| Objective |
The records underneath are to be repeated exactly, with the pictures left out.

········

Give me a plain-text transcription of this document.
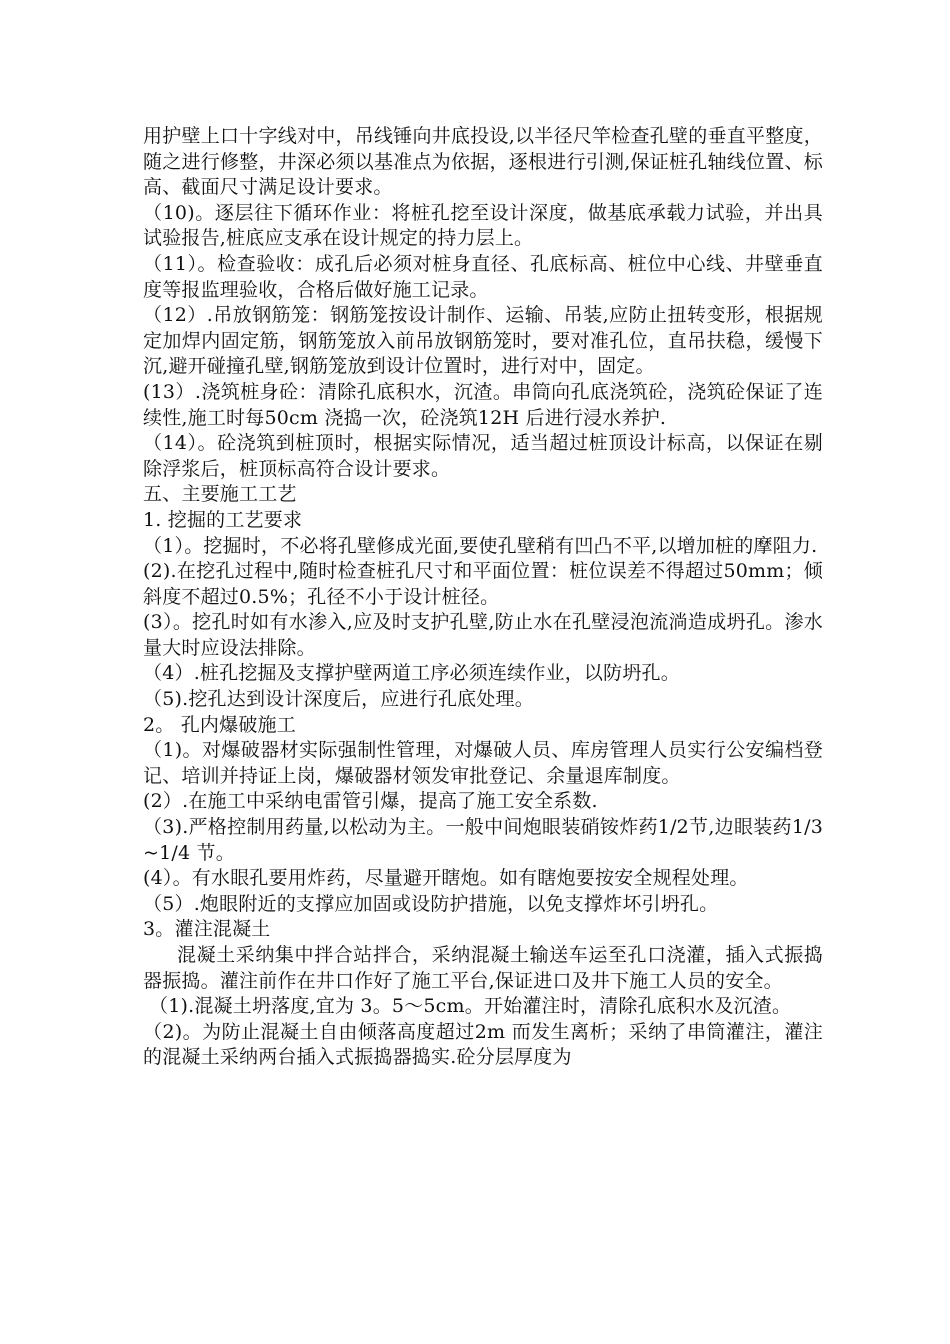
用护壁上口十字线对中，吊线锤向井底投设,以半径尺竿检查孔壁的垂直平整度，随之进行修整，井深必须以基准点为依据，逐根进行引测,保证桩孔轴线位置、标高、截面尺寸满足设计要求。

（10)。逐层往下循环作业：将桩孔挖至设计深度，做基底承载力试验，并出具试验报告,桩底应支承在设计规定的持力层上。

（11）。检查验收：成孔后必须对桩身直径、孔底标高、桩位中心线、井壁垂直度等报监理验收，合格后做好施工记录。

（12）.吊放钢筋笼：钢筋笼按设计制作、运输、吊装,应防止扭转变形，根据规定加焊内固定筋，钢筋笼放入前吊放钢筋笼时，要对准孔位，直吊扶稳，缓慢下沉,避开碰撞孔壁,钢筋笼放到设计位置时，进行对中，固定。

(13）.浇筑桩身砼：清除孔底积水，沉渣。串筒向孔底浇筑砼，浇筑砼保证了连续性,施工时每50cm 浇捣一次，砼浇筑12H 后进行浸水养护.

（14）。砼浇筑到桩顶时，根据实际情况，适当超过桩顶设计标高，以保证在剔除浮浆后，桩顶标高符合设计要求。

五、主要施工工艺

1. 挖掘的工艺要求

（1）。挖掘时，不必将孔壁修成光面,要使孔壁稍有凹凸不平,以增加桩的摩阻力.

(2).在挖孔过程中,随时检查桩孔尺寸和平面位置：桩位误差不得超过50mm；倾斜度不超过0.5%；孔径不小于设计桩径。

(3）。挖孔时如有水渗入,应及时支护孔壁,防止水在孔壁浸泡流淌造成坍孔。渗水量大时应设法排除。

（4）.桩孔挖掘及支撑护壁两道工序必须连续作业，以防坍孔。

（5).挖孔达到设计深度后，应进行孔底处理。

2。 孔内爆破施工

（1)。对爆破器材实际强制性管理，对爆破人员、库房管理人员实行公安编档登记、培训并持证上岗，爆破器材领发审批登记、余量退库制度。

(2）.在施工中采纳电雷管引爆，提高了施工安全系数.

（3).严格控制用药量,以松动为主。一般中间炮眼装硝铵炸药1/2节,边眼装药1/3~1/4 节。

(4）。有水眼孔要用炸药，尽量避开瞎炮。如有瞎炮要按安全规程处理。

（5）.炮眼附近的支撑应加固或设防护措施，以免支撑炸坏引坍孔。

3。灌注混凝土

混凝土采纳集中拌合站拌合，采纳混凝土输送车运至孔口浇灌，插入式振捣器振捣。灌注前作在井口作好了施工平台,保证进口及井下施工人员的安全。

（1).混凝土坍落度,宜为 3。5～5cm。开始灌注时，清除孔底积水及沉渣。

（2)。为防止混凝土自由倾落高度超过2m 而发生离析；采纳了串筒灌注，灌注的混凝土采纳两台插入式振捣器捣实.砼分层厚度为
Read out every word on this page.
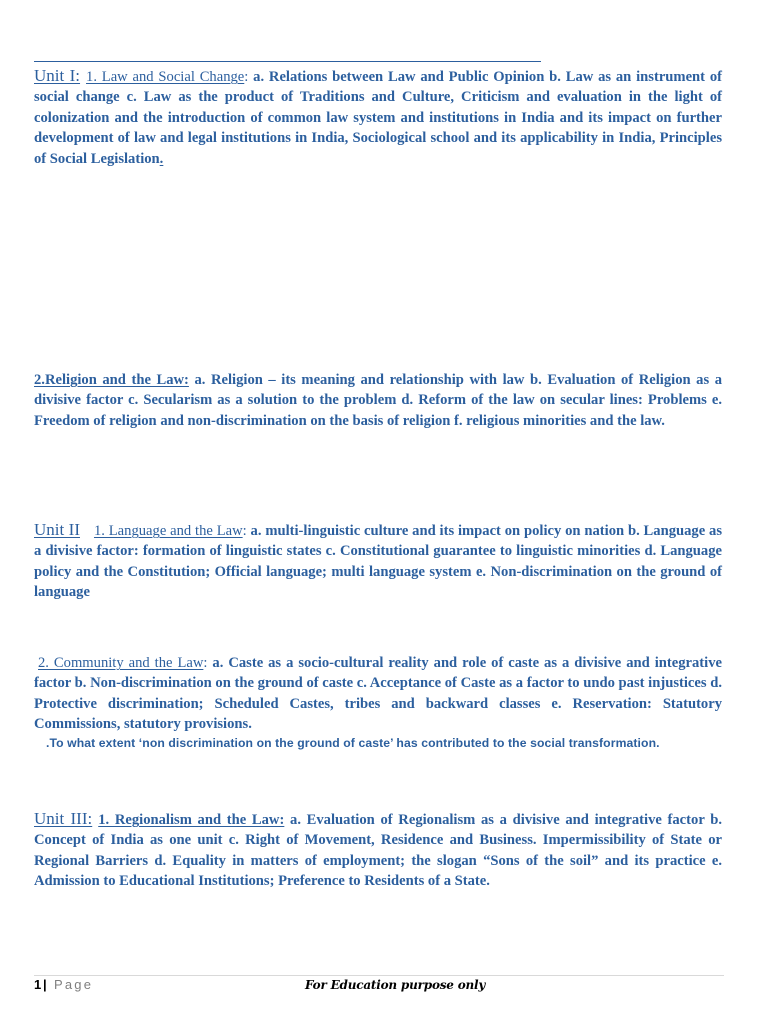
Unit I: 1. Law and Social Change: a. Relations between Law and Public Opinion b. Law as an instrument of social change c. Law as the product of Traditions and Culture, Criticism and evaluation in the light of colonization and the introduction of common law system and institutions in India and its impact on further development of law and legal institutions in India, Sociological school and its applicability in India, Principles of Social Legislation.
2.Religion and the Law: a. Religion – its meaning and relationship with law b. Evaluation of Religion as a divisive factor c. Secularism as a solution to the problem d. Reform of the law on secular lines: Problems e. Freedom of religion and non-discrimination on the basis of religion f. religious minorities and the law.
Unit II 1. Language and the Law: a. multi-linguistic culture and its impact on policy on nation b. Language as a divisive factor: formation of linguistic states c. Constitutional guarantee to linguistic minorities d. Language policy and the Constitution; Official language; multi language system e. Non-discrimination on the ground of language
2. Community and the Law: a. Caste as a socio-cultural reality and role of caste as a divisive and integrative factor b. Non-discrimination on the ground of caste c. Acceptance of Caste as a factor to undo past injustices d. Protective discrimination; Scheduled Castes, tribes and backward classes e. Reservation: Statutory Commissions, statutory provisions.
.To what extent ‘non discrimination on the ground of caste’ has contributed to the social transformation.
Unit III: 1. Regionalism and the Law: a. Evaluation of Regionalism as a divisive and integrative factor b. Concept of India as one unit c. Right of Movement, Residence and Business. Impermissibility of State or Regional Barriers d. Equality in matters of employment; the slogan “Sons of the soil” and its practice e. Admission to Educational Institutions; Preference to Residents of a State.
1 | Page	For Education purpose only
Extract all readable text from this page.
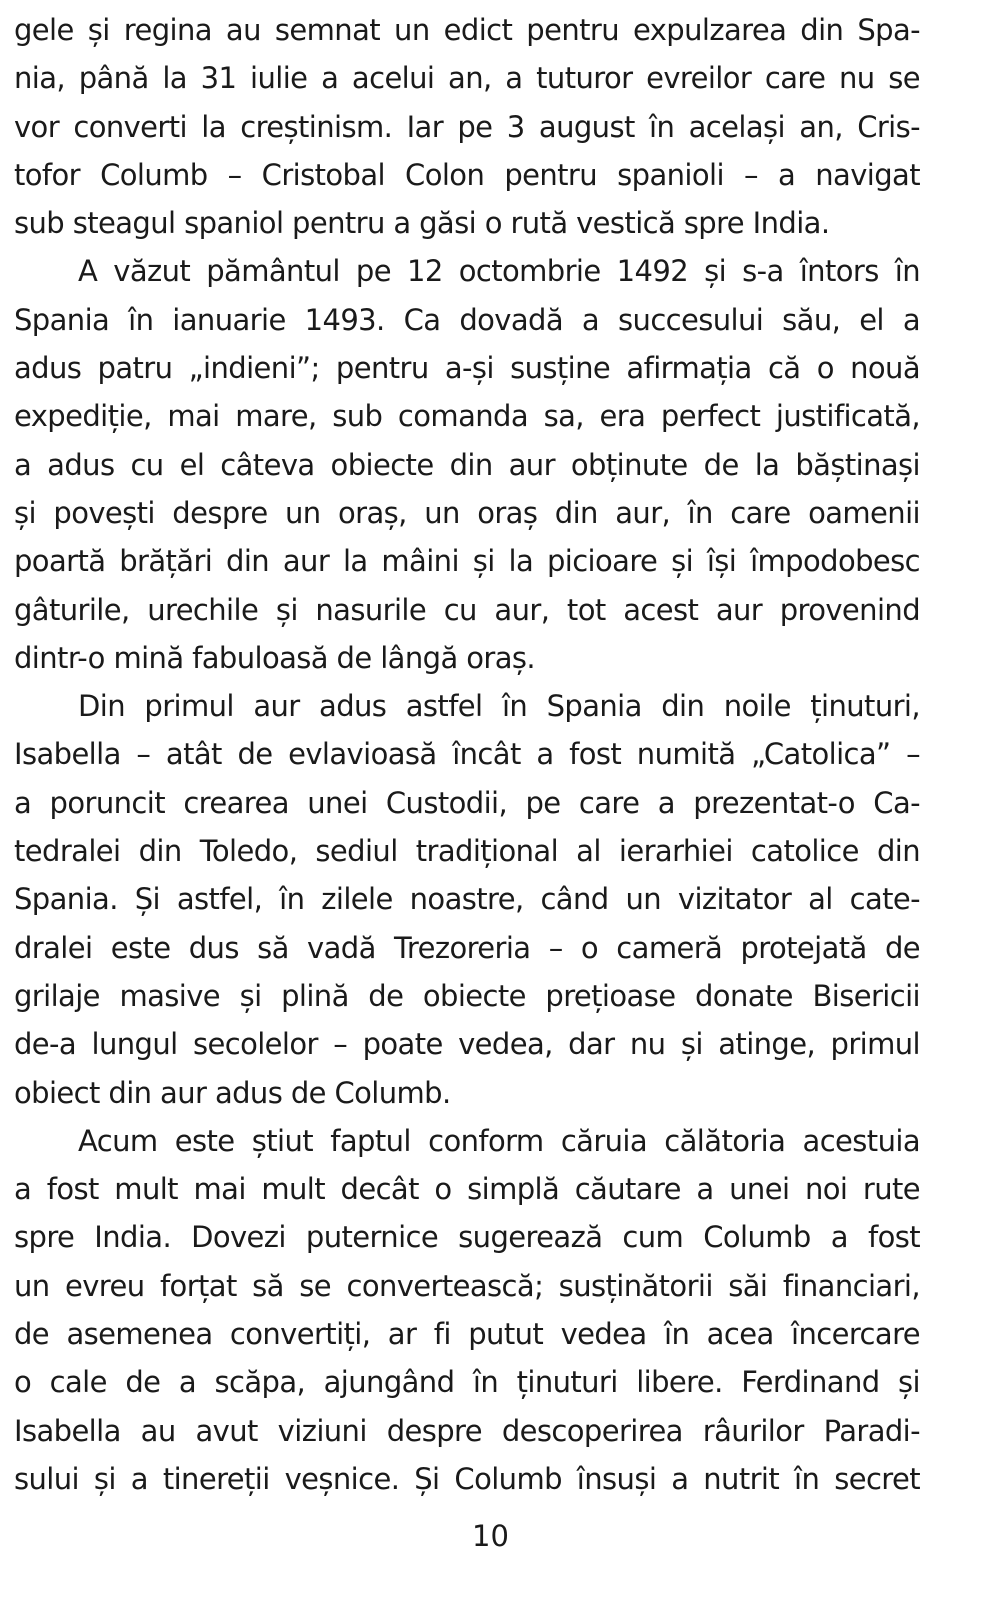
gele și regina au semnat un edict pentru expulzarea din Spa-
nia, până la 31 iulie a acelui an, a tuturor evreilor care nu se
vor converti la creștinism. Iar pe 3 august în același an, Cris-
tofor Columb – Cristobal Colon pentru spanioli – a navigat
sub steagul spaniol pentru a găsi o rută vestică spre India.
A văzut pământul pe 12 octombrie 1492 și s-a întors în
Spania în ianuarie 1493. Ca dovadă a succesului său, el a
adus patru „indieni”; pentru a-și susține afirmația că o nouă
expediție, mai mare, sub comanda sa, era perfect justificată,
a adus cu el câteva obiecte din aur obținute de la băștinași
și povești despre un oraș, un oraș din aur, în care oamenii
poartă brățări din aur la mâini și la picioare și își împodobesc
gâturile, urechile și nasurile cu aur, tot acest aur provenind
dintr-o mină fabuloasă de lângă oraș.
Din primul aur adus astfel în Spania din noile ținuturi,
Isabella – atât de evlavioasă încât a fost numită „Catolica” –
a poruncit crearea unei Custodii, pe care a prezentat-o Ca-
tedralei din Toledo, sediul tradițional al ierarhiei catolice din
Spania. Și astfel, în zilele noastre, când un vizitator al cate-
dralei este dus să vadă Trezoreria – o cameră protejată de
grilaje masive și plină de obiecte prețioase donate Bisericii
de-a lungul secolelor – poate vedea, dar nu și atinge, primul
obiect din aur adus de Columb.
Acum este știut faptul conform căruia călătoria acestuia
a fost mult mai mult decât o simplă căutare a unei noi rute
spre India. Dovezi puternice sugerează cum Columb a fost
un evreu forțat să se convertească; susținătorii săi financiari,
de asemenea convertiți, ar fi putut vedea în acea încercare
o cale de a scăpa, ajungând în ținuturi libere. Ferdinand și
Isabella au avut viziuni despre descoperirea râurilor Paradi-
sului și a tinereții veșnice. Și Columb însuși a nutrit în secret
10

········

| Correct answer |
Give me a plain-text transcription of this document.
用护壁上口十字线对中，吊线锤向井底投设,以半径尺竿检查孔壁的垂直平整度，随之进行修整，井深必须以基准点为依据，逐根进行引测,保证桩孔轴线位置、标高、截面尺寸满足设计要求。

（10)。逐层往下循环作业：将桩孔挖至设计深度，做基底承载力试验，并出具试验报告,桩底应支承在设计规定的持力层上。

（11）。检查验收：成孔后必须对桩身直径、孔底标高、桩位中心线、井壁垂直度等报监理验收，合格后做好施工记录。

（12）.吊放钢筋笼：钢筋笼按设计制作、运输、吊装,应防止扭转变形，根据规定加焊内固定筋，钢筋笼放入前吊放钢筋笼时，要对准孔位，直吊扶稳，缓慢下沉,避开碰撞孔壁,钢筋笼放到设计位置时，进行对中，固定。

(13）.浇筑桩身砼：清除孔底积水，沉渣。串筒向孔底浇筑砼，浇筑砼保证了连续性,施工时每50cm 浇捣一次，砼浇筑12H 后进行浸水养护.

（14）。砼浇筑到桩顶时，根据实际情况，适当超过桩顶设计标高，以保证在剔除浮浆后，桩顶标高符合设计要求。

五、主要施工工艺

1. 挖掘的工艺要求

（1）。挖掘时，不必将孔壁修成光面,要使孔壁稍有凹凸不平,以增加桩的摩阻力.

(2).在挖孔过程中,随时检查桩孔尺寸和平面位置：桩位误差不得超过50mm；倾斜度不超过0.5%；孔径不小于设计桩径。

(3）。挖孔时如有水渗入,应及时支护孔壁,防止水在孔壁浸泡流淌造成坍孔。渗水量大时应设法排除。

（4）.桩孔挖掘及支撑护壁两道工序必须连续作业，以防坍孔。

（5).挖孔达到设计深度后，应进行孔底处理。

2。 孔内爆破施工

（1)。对爆破器材实际强制性管理，对爆破人员、库房管理人员实行公安编档登记、培训并持证上岗，爆破器材领发审批登记、余量退库制度。

(2）.在施工中采纳电雷管引爆，提高了施工安全系数.

（3).严格控制用药量,以松动为主。一般中间炮眼装硝铵炸药1/2节,边眼装药1/3~1/4 节。

(4）。有水眼孔要用炸药，尽量避开瞎炮。如有瞎炮要按安全规程处理。

（5）.炮眼附近的支撑应加固或设防护措施，以免支撑炸坏引坍孔。

3。灌注混凝土

混凝土采纳集中拌合站拌合，采纳混凝土输送车运至孔口浇灌，插入式振捣器振捣。灌注前作在井口作好了施工平台,保证进口及井下施工人员的安全。

（1).混凝土坍落度,宜为 3。5～5cm。开始灌注时，清除孔底积水及沉渣。

（2)。为防止混凝土自由倾落高度超过2m 而发生离析；采纳了串筒灌注，灌注的混凝土采纳两台插入式振捣器捣实.砼分层厚度为
Read out every word on this page.
Unit I: 1. Law and Social Change: a. Relations between Law and Public Opinion b. Law as an instrument of social change c. Law as the product of Traditions and Culture, Criticism and evaluation in the light of colonization and the introduction of common law system and institutions in India and its impact on further development of law and legal institutions in India, Sociological school and its applicability in India, Principles of Social Legislation.
2.Religion and the Law: a. Religion – its meaning and relationship with law b. Evaluation of Religion as a divisive factor c. Secularism as a solution to the problem d. Reform of the law on secular lines: Problems e. Freedom of religion and non-discrimination on the basis of religion f. religious minorities and the law.
Unit II 1. Language and the Law: a. multi-linguistic culture and its impact on policy on nation b. Language as a divisive factor: formation of linguistic states c. Constitutional guarantee to linguistic minorities d. Language policy and the Constitution; Official language; multi language system e. Non-discrimination on the ground of language
2. Community and the Law: a. Caste as a socio-cultural reality and role of caste as a divisive and integrative factor b. Non-discrimination on the ground of caste c. Acceptance of Caste as a factor to undo past injustices d. Protective discrimination; Scheduled Castes, tribes and backward classes e. Reservation: Statutory Commissions, statutory provisions.
.To what extent ‘non discrimination on the ground of caste’ has contributed to the social transformation.
Unit III: 1. Regionalism and the Law: a. Evaluation of Regionalism as a divisive and integrative factor b. Concept of India as one unit c. Right of Movement, Residence and Business. Impermissibility of State or Regional Barriers d. Equality in matters of employment; the slogan “Sons of the soil” and its practice e. Admission to Educational Institutions; Preference to Residents of a State.
1 | Page	For Education purpose only
Extract all readable text from this page.
gele și regina au semnat un edict pentru expulzarea din Spa-
nia, până la 31 iulie a acelui an, a tuturor evreilor care nu se
vor converti la creștinism. Iar pe 3 august în același an, Cris-
tofor Columb – Cristobal Colon pentru spanioli – a navigat
sub steagul spaniol pentru a găsi o rută vestică spre India.
A văzut pământul pe 12 octombrie 1492 și s-a întors în
Spania în ianuarie 1493. Ca dovadă a succesului său, el a
adus patru „indieni”; pentru a-și susține afirmația că o nouă
expediție, mai mare, sub comanda sa, era perfect justificată,
a adus cu el câteva obiecte din aur obținute de la băștinași
și povești despre un oraș, un oraș din aur, în care oamenii
poartă brățări din aur la mâini și la picioare și își împodobesc
gâturile, urechile și nasurile cu aur, tot acest aur provenind
dintr-o mină fabuloasă de lângă oraș.
Din primul aur adus astfel în Spania din noile ținuturi,
Isabella – atât de evlavioasă încât a fost numită „Catolica” –
a poruncit crearea unei Custodii, pe care a prezentat-o Ca-
tedralei din Toledo, sediul tradițional al ierarhiei catolice din
Spania. Și astfel, în zilele noastre, când un vizitator al cate-
dralei este dus să vadă Trezoreria – o cameră protejată de
grilaje masive și plină de obiecte prețioase donate Bisericii
de-a lungul secolelor – poate vedea, dar nu și atinge, primul
obiect din aur adus de Columb.
Acum este știut faptul conform căruia călătoria acestuia
a fost mult mai mult decât o simplă căutare a unei noi rute
spre India. Dovezi puternice sugerează cum Columb a fost
un evreu forțat să se convertească; susținătorii săi financiari,
de asemenea convertiți, ar fi putut vedea în acea încercare
o cale de a scăpa, ajungând în ținuturi libere. Ferdinand și
Isabella au avut viziuni despre descoperirea râurilor Paradi-
sului și a tinereții veșnice. Și Columb însuși a nutrit în secret
10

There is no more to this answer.